Set problem: Below are records; work out how many of their lines contain "Gbps" and give only that number.

[Begin]

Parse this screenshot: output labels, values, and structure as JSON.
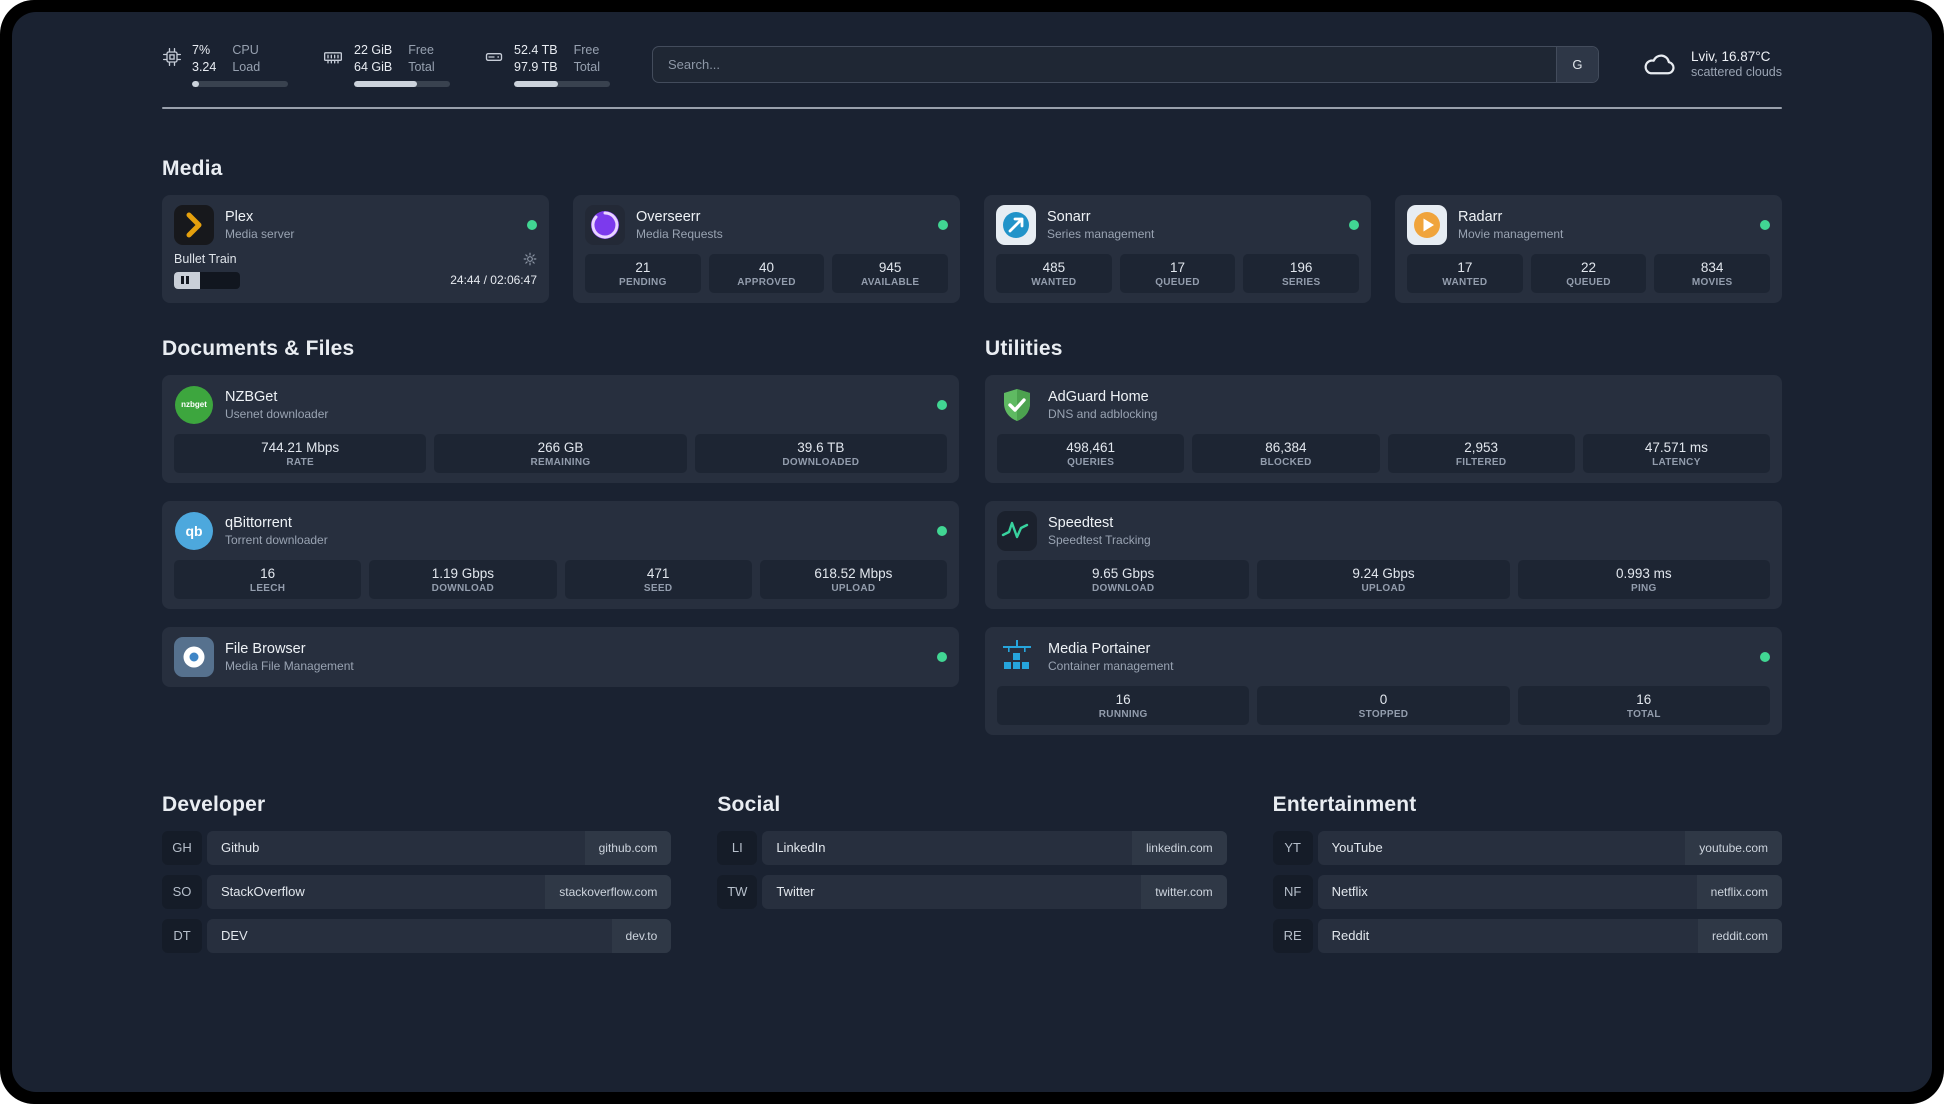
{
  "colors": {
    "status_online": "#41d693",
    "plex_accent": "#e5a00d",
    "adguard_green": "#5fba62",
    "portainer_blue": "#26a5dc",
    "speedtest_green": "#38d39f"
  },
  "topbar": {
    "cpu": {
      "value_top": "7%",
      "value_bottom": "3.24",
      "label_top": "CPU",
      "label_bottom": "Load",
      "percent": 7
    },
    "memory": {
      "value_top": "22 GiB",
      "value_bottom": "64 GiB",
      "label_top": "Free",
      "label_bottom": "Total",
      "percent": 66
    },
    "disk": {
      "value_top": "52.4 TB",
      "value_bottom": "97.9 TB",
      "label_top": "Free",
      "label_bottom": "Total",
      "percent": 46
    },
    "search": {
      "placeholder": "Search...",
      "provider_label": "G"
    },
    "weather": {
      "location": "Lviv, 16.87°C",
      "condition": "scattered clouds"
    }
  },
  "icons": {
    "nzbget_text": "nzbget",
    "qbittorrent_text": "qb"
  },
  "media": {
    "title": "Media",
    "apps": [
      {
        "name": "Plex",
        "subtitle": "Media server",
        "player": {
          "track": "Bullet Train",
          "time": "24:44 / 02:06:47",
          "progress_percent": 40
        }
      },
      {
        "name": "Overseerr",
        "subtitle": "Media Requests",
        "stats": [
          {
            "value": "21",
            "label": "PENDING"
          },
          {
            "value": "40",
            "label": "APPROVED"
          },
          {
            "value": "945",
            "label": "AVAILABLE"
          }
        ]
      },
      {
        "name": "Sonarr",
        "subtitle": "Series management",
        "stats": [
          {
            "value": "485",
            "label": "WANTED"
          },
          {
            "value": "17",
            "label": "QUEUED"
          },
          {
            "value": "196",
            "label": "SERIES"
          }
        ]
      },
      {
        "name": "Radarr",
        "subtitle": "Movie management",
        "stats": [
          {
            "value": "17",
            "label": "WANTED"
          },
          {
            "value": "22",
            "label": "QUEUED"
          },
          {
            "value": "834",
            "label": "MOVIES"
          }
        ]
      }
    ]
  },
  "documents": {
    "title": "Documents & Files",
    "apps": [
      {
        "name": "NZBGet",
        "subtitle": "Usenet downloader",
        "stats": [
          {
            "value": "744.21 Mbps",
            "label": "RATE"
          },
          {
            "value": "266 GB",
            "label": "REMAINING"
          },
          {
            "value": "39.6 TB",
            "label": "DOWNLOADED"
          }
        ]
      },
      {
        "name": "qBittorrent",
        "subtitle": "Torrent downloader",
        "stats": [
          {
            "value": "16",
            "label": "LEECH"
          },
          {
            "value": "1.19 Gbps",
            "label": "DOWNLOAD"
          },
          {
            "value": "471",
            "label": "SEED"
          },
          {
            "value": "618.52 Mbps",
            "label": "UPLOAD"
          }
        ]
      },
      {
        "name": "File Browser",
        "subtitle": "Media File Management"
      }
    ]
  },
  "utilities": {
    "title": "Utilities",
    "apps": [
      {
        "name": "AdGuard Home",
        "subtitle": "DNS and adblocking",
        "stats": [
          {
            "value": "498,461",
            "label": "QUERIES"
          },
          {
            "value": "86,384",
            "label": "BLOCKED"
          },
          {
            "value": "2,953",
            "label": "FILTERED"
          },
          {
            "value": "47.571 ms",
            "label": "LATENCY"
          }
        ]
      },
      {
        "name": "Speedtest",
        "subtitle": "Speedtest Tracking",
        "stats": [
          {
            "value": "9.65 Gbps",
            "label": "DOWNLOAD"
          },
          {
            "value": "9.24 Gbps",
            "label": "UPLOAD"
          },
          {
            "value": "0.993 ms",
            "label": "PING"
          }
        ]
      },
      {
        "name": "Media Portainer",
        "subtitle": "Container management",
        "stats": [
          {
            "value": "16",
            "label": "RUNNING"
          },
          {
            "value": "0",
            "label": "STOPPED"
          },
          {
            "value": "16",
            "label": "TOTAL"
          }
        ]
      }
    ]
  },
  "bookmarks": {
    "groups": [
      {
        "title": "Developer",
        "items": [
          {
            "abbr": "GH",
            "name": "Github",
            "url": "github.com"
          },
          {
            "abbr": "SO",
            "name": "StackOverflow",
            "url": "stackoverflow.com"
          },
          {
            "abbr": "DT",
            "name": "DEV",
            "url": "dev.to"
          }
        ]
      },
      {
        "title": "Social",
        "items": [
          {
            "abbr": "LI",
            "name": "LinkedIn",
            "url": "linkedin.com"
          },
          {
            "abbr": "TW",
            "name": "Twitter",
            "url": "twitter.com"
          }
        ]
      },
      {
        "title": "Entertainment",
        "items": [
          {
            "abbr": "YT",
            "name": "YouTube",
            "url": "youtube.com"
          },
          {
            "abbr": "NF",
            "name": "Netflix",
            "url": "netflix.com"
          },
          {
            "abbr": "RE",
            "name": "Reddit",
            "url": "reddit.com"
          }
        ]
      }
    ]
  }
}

[End]
[Begin]

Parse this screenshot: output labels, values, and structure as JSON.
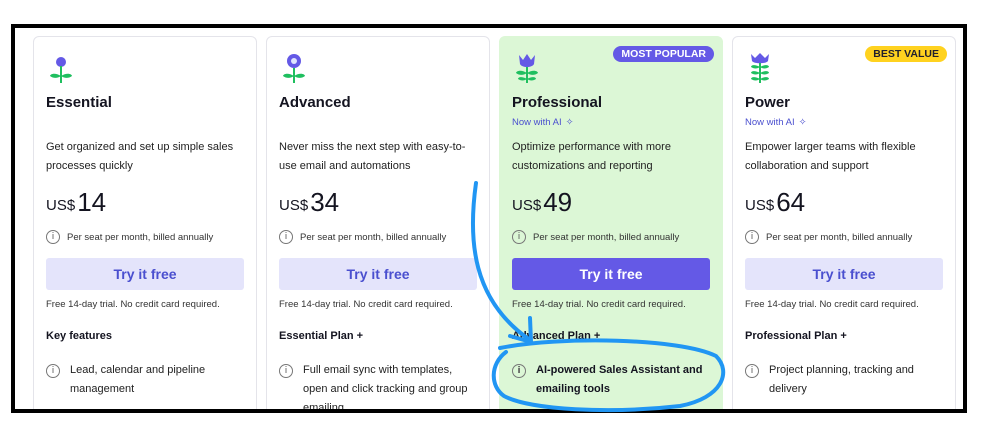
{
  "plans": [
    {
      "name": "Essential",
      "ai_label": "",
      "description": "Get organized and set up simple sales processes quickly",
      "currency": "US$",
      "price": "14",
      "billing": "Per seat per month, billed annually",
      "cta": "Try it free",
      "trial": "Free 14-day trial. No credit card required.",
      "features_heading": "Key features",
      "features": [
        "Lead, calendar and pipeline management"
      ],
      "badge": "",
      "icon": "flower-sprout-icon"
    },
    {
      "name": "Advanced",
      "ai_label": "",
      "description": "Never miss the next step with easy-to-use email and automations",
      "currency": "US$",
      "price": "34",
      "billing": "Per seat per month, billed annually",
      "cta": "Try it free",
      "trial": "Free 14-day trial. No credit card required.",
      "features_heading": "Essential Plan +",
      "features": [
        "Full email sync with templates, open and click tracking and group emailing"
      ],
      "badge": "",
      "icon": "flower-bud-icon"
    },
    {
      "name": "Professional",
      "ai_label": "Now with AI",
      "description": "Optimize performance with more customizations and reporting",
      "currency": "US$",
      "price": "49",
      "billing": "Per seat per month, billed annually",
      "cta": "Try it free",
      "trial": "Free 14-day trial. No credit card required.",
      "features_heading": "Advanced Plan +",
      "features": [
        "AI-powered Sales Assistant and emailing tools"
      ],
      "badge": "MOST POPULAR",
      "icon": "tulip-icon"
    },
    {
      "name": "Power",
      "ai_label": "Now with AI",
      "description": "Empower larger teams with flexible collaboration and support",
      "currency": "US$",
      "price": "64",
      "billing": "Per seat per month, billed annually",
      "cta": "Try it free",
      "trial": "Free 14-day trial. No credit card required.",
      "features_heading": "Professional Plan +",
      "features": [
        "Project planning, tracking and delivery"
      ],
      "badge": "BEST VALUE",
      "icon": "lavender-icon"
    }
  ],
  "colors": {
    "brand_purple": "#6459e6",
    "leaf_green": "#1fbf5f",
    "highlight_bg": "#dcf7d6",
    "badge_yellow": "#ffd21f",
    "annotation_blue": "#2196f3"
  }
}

[End]

Written reply: 3